* _BRIEF_:
Count how many lines of the data include "权利法案". The answer is that number and nothing else.

┌──

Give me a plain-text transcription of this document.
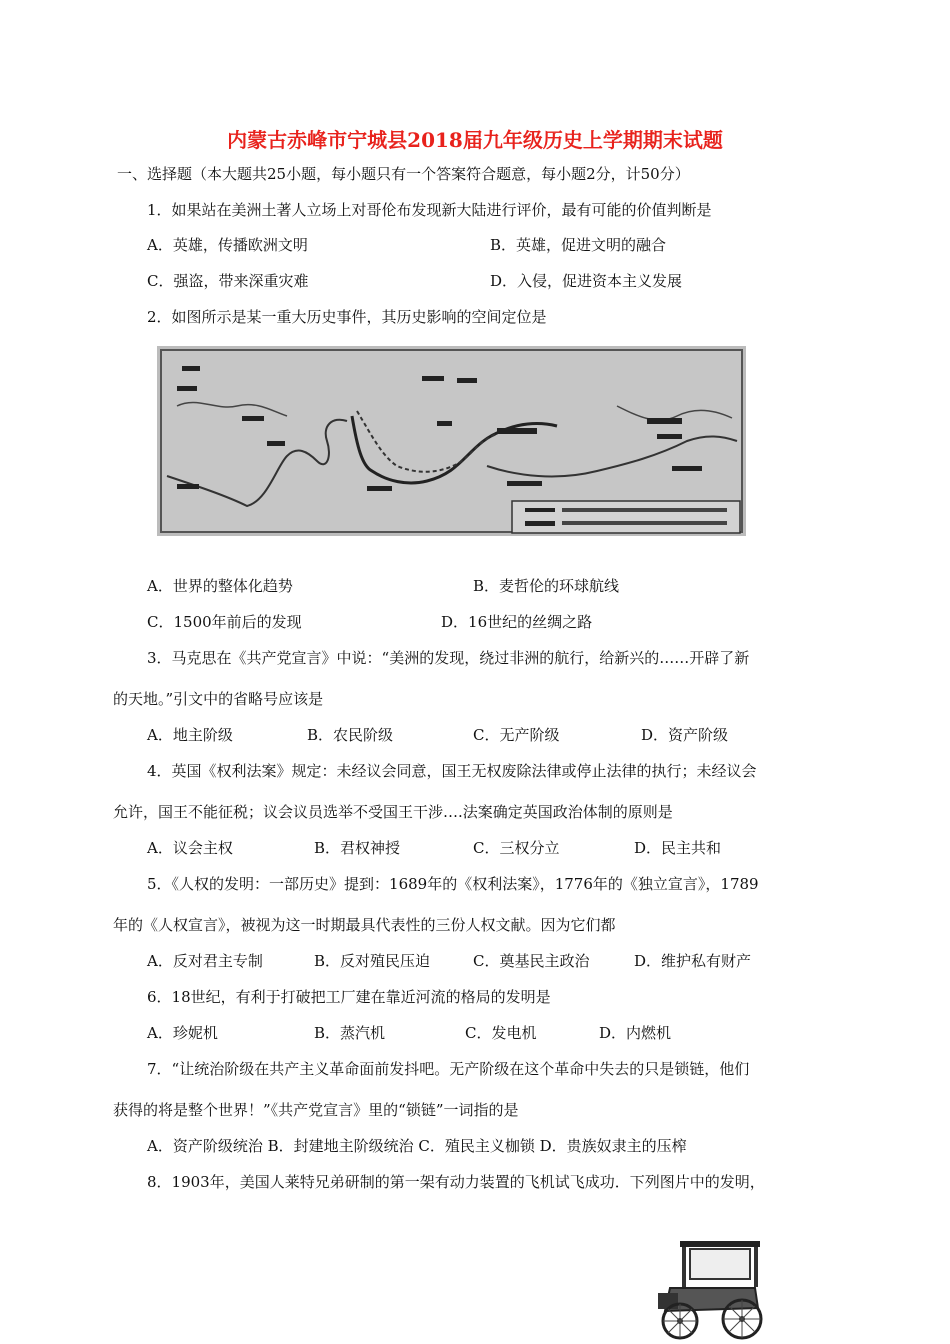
内蒙古赤峰市宁城县2018届九年级历史上学期期末试题
一、选择题（本大题共25小题，每小题只有一个答案符合题意，每小题2分，计50分）
1．如果站在美洲土著人立场上对哥伦布发现新大陆进行评价，最有可能的价值判断是
A．英雄，传播欧洲文明	B．英雄，促进文明的融合
C．强盗，带来深重灾难	D．入侵，促进资本主义发展
2．如图所示是某一重大历史事件，其历史影响的空间定位是
A．世界的整体化趋势	B．麦哲伦的环球航线
C．1500年前后的发现	D．16世纪的丝绸之路
3．马克思在《共产党宣言》中说：“美洲的发现，绕过非洲的航行，给新兴的……开辟了新
的天地。”引文中的省略号应该是
A．地主阶级	B．农民阶级	C．无产阶级	D．资产阶级
4．英国《权利法案》规定：未经议会同意，国王无权废除法律或停止法律的执行；未经议会
允许，国王不能征税；议会议员选举不受国王干涉….法案确定英国政治体制的原则是
A．议会主权	B．君权神授	C．三权分立	D．民主共和
5．《人权的发明：一部历史》提到：1689年的《权利法案》，1776年的《独立宣言》，1789
年的《人权宣言》，被视为这一时期最具代表性的三份人权文献。因为它们都
A．反对君主专制	B．反对殖民压迫	C．奠基民主政治	D．维护私有财产
6．18世纪，有利于打破把工厂建在靠近河流的格局的发明是
A．珍妮机	B．蒸汽机	C．发电机	D．内燃机
7．“让统治阶级在共产主义革命面前发抖吧。无产阶级在这个革命中失去的只是锁链，他们
获得的将是整个世界！”《共产党宣言》里的“锁链”一词指的是
A．资产阶级统治 B．封建地主阶级统治 C．殖民主义枷锁 D．贵族奴隶主的压榨
8．1903年，美国人莱特兄弟研制的第一架有动力装置的飞机试飞成功．下列图片中的发明，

└──

* _EXERCISE ANSWER_:
2